» **Set exercise**: Each line of the data that includes the string "port" is to be copied out.

>> start Records to use

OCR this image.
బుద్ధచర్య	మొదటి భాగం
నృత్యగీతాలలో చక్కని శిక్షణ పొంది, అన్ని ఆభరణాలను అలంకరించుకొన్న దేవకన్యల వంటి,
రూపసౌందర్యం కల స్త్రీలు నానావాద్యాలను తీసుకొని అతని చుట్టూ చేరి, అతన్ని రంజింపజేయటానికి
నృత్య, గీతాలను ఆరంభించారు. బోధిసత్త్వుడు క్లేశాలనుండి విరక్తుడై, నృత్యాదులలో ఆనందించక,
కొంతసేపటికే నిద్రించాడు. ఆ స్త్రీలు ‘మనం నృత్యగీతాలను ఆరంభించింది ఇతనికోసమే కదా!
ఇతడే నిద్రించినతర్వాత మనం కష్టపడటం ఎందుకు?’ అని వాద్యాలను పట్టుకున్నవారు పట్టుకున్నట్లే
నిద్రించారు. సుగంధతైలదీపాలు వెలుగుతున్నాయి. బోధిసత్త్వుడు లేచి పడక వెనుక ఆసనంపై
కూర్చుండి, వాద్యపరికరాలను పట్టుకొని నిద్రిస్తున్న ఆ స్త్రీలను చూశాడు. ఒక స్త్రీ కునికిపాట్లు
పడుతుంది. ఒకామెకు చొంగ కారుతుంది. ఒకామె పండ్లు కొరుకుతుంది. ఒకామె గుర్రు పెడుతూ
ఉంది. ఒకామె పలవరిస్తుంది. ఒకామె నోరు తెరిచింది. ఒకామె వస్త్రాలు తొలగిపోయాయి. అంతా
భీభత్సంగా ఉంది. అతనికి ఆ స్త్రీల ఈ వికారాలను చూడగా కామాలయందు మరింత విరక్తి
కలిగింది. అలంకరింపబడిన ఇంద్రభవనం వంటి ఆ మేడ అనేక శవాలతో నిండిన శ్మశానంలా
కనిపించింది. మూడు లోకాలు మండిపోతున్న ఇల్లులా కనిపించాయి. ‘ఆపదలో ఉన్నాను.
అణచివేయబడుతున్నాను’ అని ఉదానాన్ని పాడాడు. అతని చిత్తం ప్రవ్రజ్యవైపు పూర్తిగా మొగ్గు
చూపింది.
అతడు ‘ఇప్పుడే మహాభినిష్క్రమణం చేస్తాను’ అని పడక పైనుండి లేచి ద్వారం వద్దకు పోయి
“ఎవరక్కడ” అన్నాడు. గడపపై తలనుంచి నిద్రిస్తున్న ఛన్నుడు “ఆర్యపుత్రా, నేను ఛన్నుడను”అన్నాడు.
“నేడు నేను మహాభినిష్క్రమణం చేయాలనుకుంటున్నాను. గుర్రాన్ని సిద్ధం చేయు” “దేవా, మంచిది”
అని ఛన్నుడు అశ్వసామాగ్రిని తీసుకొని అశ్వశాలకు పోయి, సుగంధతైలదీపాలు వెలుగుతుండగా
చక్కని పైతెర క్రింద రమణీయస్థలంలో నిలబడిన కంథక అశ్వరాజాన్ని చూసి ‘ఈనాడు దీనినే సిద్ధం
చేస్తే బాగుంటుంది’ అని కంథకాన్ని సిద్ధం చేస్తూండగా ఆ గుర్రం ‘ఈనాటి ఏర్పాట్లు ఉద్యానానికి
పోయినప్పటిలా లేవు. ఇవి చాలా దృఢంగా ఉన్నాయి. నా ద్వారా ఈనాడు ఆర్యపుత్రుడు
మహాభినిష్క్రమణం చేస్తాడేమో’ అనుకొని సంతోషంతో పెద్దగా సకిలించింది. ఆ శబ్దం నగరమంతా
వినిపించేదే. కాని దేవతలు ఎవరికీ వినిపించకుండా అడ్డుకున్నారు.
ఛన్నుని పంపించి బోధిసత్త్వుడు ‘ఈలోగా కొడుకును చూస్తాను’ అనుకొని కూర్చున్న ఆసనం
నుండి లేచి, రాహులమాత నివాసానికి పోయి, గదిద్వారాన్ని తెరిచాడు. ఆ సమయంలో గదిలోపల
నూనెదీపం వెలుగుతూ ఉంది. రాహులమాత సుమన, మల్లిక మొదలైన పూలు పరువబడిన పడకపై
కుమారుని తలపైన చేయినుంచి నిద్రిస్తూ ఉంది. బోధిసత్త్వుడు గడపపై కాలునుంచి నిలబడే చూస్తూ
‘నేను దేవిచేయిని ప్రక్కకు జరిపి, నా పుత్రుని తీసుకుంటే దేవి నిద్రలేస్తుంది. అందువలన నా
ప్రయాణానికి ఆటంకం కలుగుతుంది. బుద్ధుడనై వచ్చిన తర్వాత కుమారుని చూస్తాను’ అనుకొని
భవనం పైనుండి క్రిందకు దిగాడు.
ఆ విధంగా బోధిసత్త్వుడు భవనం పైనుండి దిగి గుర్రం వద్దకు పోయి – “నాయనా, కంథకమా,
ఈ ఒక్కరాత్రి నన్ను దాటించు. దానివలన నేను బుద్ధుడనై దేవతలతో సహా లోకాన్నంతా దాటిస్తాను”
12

>> end Records to use
>> start Records to use

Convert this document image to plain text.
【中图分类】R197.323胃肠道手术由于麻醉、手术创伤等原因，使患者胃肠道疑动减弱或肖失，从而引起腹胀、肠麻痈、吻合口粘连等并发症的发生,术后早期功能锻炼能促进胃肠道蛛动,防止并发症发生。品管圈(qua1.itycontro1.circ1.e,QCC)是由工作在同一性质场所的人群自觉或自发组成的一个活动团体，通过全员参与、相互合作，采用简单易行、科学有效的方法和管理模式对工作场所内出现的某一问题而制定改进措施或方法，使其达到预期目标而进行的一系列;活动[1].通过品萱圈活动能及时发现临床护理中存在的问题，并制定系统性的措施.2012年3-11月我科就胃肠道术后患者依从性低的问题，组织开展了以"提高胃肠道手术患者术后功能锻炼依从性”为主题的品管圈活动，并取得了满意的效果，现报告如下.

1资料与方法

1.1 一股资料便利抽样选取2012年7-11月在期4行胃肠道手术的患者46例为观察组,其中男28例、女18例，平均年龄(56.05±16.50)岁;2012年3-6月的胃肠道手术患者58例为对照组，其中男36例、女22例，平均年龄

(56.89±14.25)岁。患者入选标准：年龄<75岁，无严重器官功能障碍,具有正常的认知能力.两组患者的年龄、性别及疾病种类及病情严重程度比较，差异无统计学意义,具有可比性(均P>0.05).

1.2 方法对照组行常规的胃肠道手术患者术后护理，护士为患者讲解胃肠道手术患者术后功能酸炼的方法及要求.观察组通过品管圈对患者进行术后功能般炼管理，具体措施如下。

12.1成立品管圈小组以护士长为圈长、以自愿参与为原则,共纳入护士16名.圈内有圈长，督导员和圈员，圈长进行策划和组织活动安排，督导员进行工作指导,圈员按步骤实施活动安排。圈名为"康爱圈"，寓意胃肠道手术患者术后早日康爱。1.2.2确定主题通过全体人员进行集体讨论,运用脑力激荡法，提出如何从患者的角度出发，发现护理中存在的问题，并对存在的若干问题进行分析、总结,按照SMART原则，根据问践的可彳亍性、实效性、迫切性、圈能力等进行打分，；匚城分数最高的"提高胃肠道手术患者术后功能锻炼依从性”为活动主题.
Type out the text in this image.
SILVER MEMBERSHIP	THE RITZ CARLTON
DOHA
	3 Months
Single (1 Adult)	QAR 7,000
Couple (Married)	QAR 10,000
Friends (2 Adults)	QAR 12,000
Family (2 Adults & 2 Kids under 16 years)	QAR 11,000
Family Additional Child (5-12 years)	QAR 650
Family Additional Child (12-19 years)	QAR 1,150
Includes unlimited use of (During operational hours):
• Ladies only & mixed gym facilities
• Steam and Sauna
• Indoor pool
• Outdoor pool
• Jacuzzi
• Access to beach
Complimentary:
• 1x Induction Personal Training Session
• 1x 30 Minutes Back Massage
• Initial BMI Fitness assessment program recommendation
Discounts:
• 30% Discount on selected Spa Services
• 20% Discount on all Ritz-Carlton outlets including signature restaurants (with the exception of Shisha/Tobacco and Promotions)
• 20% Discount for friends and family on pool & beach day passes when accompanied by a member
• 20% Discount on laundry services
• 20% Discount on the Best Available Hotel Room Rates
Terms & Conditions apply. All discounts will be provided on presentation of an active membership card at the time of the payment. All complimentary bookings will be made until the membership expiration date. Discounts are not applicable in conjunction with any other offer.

>> end Records to use
>> start Records to use

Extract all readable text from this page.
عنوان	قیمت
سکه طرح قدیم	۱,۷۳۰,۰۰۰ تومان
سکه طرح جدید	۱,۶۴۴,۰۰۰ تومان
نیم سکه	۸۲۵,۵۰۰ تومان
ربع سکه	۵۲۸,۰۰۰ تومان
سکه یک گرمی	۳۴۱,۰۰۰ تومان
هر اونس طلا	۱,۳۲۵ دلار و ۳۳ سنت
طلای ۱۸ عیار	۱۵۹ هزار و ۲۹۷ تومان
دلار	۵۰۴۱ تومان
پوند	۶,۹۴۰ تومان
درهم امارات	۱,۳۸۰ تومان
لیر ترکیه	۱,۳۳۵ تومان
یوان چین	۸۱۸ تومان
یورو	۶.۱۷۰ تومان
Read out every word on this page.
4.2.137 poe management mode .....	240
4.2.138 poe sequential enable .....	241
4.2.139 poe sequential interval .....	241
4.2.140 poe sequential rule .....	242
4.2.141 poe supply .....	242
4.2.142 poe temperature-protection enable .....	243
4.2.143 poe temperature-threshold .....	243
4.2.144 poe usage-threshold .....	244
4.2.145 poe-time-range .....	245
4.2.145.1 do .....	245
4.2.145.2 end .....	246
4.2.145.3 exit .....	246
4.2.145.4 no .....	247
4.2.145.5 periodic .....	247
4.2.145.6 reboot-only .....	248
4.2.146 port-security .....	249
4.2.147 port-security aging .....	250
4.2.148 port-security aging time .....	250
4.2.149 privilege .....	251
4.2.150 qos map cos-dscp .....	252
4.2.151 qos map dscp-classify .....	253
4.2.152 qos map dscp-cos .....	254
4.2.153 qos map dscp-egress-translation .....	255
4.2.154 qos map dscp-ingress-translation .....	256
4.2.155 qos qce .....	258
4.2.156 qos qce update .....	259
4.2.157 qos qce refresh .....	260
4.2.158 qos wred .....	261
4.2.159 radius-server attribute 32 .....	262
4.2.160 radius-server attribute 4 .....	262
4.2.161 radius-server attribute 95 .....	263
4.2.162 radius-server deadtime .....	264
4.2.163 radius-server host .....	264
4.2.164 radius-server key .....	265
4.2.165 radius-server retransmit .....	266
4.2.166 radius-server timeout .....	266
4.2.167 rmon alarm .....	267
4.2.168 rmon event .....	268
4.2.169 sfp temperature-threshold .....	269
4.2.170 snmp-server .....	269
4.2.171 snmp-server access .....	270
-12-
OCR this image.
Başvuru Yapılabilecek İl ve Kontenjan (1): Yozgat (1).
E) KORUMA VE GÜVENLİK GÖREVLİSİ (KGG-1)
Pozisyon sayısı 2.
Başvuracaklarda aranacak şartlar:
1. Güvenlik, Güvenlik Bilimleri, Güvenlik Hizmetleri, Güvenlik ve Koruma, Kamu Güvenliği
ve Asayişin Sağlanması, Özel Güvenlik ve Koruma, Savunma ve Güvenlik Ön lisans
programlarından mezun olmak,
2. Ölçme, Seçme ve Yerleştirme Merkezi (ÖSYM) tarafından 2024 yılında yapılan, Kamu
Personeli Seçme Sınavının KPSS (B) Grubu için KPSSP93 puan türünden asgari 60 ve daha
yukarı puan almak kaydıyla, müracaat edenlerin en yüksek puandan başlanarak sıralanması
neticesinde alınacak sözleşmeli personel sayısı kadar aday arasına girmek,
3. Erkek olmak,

>> end Records to use

» **Response to the task**:
4.2.146 port-security .....	249
4.2.147 port-security aging .....	250
4.2.148 port-security aging time .....	250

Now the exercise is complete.